### SHORT TASK
Leaving out every picture, quote the data below exactly as it appears.

Stored entries:
* * * * * * * * *

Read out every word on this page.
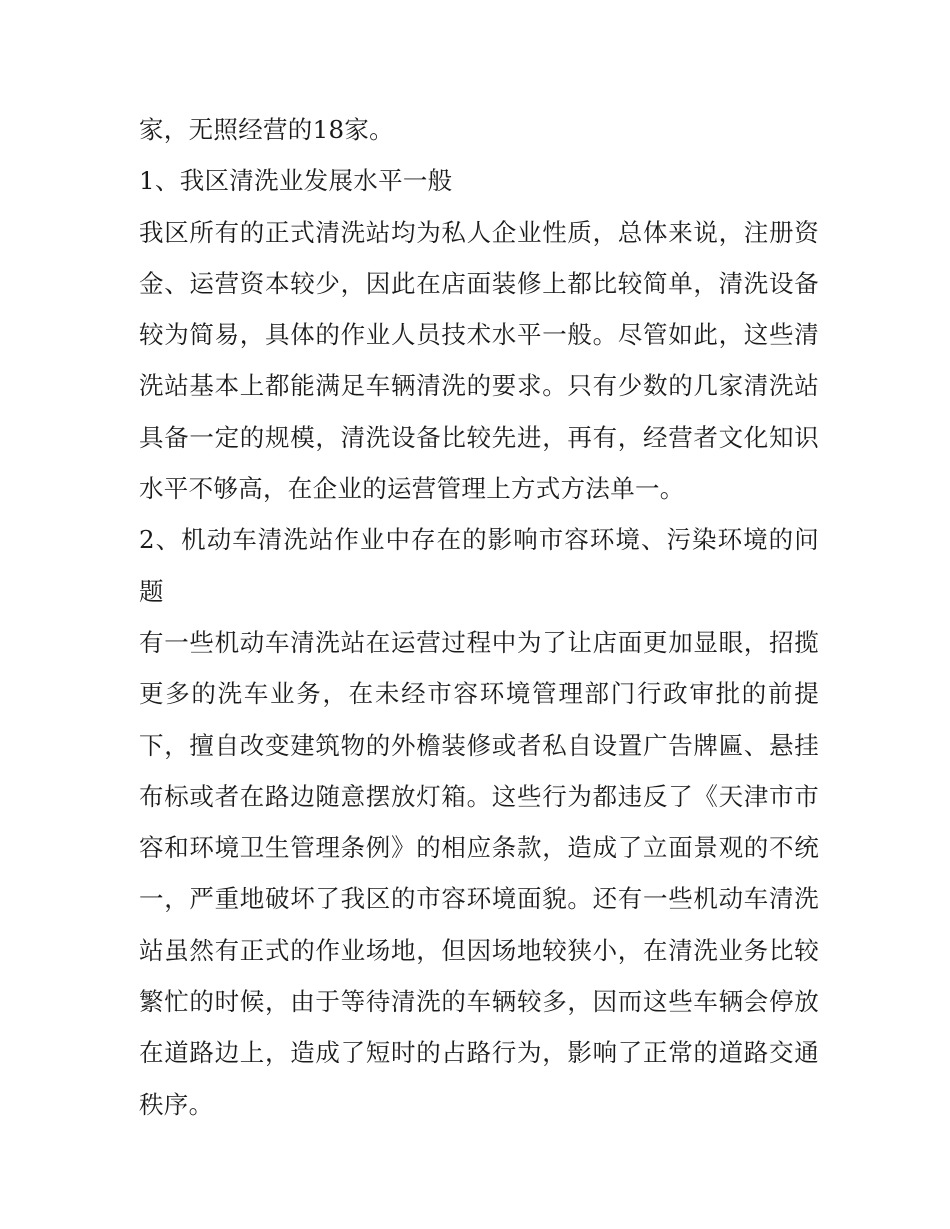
家，无照经营的18家。

1、我区清洗业发展水平一般

我区所有的正式清洗站均为私人企业性质，总体来说，注册资金、运营资本较少，因此在店面装修上都比较简单，清洗设备较为简易，具体的作业人员技术水平一般。尽管如此，这些清洗站基本上都能满足车辆清洗的要求。只有少数的几家清洗站具备一定的规模，清洗设备比较先进，再有，经营者文化知识水平不够高，在企业的运营管理上方式方法单一。

2、机动车清洗站作业中存在的影响市容环境、污染环境的问题

有一些机动车清洗站在运营过程中为了让店面更加显眼，招揽更多的洗车业务，在未经市容环境管理部门行政审批的前提下，擅自改变建筑物的外檐装修或者私自设置广告牌匾、悬挂布标或者在路边随意摆放灯箱。这些行为都违反了《天津市市容和环境卫生管理条例》的相应条款，造成了立面景观的不统一，严重地破坏了我区的市容环境面貌。还有一些机动车清洗站虽然有正式的作业场地，但因场地较狭小，在清洗业务比较繁忙的时候，由于等待清洗的车辆较多，因而这些车辆会停放在道路边上，造成了短时的占路行为，影响了正常的道路交通秩序。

* * * * * * * * *

### RESULT OF THE EXERCISE
Read out every word on this page.
家，无照经营的18家。

1、我区清洗业发展水平一般

我区所有的正式清洗站均为私人企业性质，总体来说，注册资金、运营资本较少，因此在店面装修上都比较简单，清洗设备较为简易，具体的作业人员技术水平一般。尽管如此，这些清洗站基本上都能满足车辆清洗的要求。只有少数的几家清洗站具备一定的规模，清洗设备比较先进，再有，经营者文化知识水平不够高，在企业的运营管理上方式方法单一。

2、机动车清洗站作业中存在的影响市容环境、污染环境的问题

有一些机动车清洗站在运营过程中为了让店面更加显眼，招揽更多的洗车业务，在未经市容环境管理部门行政审批的前提下，擅自改变建筑物的外檐装修或者私自设置广告牌匾、悬挂布标或者在路边随意摆放灯箱。这些行为都违反了《天津市市容和环境卫生管理条例》的相应条款，造成了立面景观的不统一，严重地破坏了我区的市容环境面貌。还有一些机动车清洗站虽然有正式的作业场地，但因场地较狭小，在清洗业务比较繁忙的时候，由于等待清洗的车辆较多，因而这些车辆会停放在道路边上，造成了短时的占路行为，影响了正常的道路交通秩序。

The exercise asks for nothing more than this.